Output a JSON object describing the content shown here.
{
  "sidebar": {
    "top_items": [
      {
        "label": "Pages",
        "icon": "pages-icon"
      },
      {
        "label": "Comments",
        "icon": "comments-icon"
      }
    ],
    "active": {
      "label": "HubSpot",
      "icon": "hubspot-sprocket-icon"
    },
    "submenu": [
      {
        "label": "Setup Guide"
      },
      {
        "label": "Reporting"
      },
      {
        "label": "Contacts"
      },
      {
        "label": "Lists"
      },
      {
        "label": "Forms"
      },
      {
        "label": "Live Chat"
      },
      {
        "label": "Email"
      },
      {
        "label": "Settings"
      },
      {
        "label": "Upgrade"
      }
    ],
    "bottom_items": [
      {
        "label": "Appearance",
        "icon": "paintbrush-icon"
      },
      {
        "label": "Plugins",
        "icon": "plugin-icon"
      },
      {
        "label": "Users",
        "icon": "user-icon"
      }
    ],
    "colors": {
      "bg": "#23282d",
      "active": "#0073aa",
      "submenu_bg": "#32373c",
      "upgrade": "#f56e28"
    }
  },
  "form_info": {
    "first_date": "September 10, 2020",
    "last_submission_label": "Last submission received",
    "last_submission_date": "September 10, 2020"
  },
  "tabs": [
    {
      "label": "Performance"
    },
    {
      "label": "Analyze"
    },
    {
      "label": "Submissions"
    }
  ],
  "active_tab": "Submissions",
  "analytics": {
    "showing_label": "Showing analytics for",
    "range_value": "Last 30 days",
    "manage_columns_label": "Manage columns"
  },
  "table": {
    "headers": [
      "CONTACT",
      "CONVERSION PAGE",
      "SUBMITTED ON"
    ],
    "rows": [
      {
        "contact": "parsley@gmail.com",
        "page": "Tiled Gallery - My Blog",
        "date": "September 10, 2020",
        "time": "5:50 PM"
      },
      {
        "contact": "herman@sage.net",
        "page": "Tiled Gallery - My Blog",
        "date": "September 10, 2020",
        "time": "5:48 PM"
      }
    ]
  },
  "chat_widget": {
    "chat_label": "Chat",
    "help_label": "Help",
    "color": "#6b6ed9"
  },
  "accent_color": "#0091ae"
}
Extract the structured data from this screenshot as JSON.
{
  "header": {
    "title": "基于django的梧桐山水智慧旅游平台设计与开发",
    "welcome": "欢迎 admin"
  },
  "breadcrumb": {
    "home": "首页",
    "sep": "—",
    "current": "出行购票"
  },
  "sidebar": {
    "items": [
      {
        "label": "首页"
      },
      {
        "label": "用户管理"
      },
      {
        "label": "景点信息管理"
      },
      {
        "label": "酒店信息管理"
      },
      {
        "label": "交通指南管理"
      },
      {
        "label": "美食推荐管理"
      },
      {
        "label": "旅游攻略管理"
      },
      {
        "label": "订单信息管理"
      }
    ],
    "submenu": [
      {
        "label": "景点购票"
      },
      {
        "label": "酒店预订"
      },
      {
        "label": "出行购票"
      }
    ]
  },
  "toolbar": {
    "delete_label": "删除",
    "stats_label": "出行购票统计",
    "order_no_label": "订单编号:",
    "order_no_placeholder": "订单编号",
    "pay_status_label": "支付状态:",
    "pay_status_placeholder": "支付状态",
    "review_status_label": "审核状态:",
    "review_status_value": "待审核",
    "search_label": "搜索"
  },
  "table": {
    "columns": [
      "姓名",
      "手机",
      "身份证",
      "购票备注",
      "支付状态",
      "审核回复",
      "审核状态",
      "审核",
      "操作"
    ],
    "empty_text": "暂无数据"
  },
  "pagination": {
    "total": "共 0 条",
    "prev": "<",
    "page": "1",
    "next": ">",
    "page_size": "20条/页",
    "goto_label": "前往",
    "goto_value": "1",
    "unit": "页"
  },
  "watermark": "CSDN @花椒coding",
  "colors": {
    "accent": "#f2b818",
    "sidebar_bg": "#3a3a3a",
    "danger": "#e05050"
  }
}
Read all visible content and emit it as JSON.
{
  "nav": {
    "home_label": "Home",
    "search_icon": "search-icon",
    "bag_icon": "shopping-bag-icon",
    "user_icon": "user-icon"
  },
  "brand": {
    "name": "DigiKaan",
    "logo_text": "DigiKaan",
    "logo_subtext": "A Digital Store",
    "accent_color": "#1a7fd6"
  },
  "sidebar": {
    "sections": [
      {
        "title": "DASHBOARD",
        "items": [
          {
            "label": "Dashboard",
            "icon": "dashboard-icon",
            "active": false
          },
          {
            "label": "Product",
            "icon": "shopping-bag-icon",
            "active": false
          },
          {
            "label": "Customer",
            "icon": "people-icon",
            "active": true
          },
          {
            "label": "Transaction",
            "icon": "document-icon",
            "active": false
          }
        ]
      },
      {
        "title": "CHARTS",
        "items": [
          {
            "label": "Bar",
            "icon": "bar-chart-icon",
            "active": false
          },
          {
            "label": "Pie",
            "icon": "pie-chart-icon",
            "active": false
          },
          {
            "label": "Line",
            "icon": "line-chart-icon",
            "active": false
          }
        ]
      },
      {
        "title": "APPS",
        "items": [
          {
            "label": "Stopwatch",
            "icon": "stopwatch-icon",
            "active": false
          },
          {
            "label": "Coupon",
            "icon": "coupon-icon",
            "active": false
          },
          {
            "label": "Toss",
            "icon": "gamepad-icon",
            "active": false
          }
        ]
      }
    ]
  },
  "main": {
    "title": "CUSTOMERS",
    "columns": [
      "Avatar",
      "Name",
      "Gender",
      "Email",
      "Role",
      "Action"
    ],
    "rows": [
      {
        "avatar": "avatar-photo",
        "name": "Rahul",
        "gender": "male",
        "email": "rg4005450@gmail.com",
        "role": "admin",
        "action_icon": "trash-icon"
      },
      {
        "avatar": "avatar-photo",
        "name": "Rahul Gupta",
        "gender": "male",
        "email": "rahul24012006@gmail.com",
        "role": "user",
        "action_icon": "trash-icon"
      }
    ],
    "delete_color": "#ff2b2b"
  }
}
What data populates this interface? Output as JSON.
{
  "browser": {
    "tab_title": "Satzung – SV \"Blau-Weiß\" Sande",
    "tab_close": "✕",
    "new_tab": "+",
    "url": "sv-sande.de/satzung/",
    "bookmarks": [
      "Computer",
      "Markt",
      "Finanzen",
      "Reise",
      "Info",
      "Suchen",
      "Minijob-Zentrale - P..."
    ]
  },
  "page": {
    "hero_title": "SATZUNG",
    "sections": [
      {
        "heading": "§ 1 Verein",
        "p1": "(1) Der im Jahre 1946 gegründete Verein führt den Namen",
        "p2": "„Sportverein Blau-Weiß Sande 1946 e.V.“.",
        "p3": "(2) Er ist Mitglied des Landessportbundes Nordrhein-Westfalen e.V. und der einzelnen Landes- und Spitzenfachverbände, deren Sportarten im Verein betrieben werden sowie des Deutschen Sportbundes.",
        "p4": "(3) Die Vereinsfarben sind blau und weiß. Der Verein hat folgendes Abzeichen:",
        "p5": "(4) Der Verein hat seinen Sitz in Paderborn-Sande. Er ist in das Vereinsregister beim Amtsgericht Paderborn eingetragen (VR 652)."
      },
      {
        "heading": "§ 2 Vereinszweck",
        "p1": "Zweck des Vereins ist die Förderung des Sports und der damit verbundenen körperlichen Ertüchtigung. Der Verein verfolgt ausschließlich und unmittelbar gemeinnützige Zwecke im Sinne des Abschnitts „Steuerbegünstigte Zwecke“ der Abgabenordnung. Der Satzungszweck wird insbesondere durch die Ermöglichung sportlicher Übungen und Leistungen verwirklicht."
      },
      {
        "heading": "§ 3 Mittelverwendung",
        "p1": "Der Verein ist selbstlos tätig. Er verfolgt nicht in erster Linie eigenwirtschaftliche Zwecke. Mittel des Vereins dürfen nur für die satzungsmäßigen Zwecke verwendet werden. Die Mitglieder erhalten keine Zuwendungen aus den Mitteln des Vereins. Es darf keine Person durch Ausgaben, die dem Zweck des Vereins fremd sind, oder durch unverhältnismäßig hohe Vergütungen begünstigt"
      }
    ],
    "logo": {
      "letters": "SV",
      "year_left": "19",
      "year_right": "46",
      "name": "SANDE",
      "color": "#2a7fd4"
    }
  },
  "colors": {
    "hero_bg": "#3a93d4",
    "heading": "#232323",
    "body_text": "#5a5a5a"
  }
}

★ ★ ★ ★

● What this task involves
Report the number of lines above that contain the word "JSON", and only that number.

● Result for this exercise
4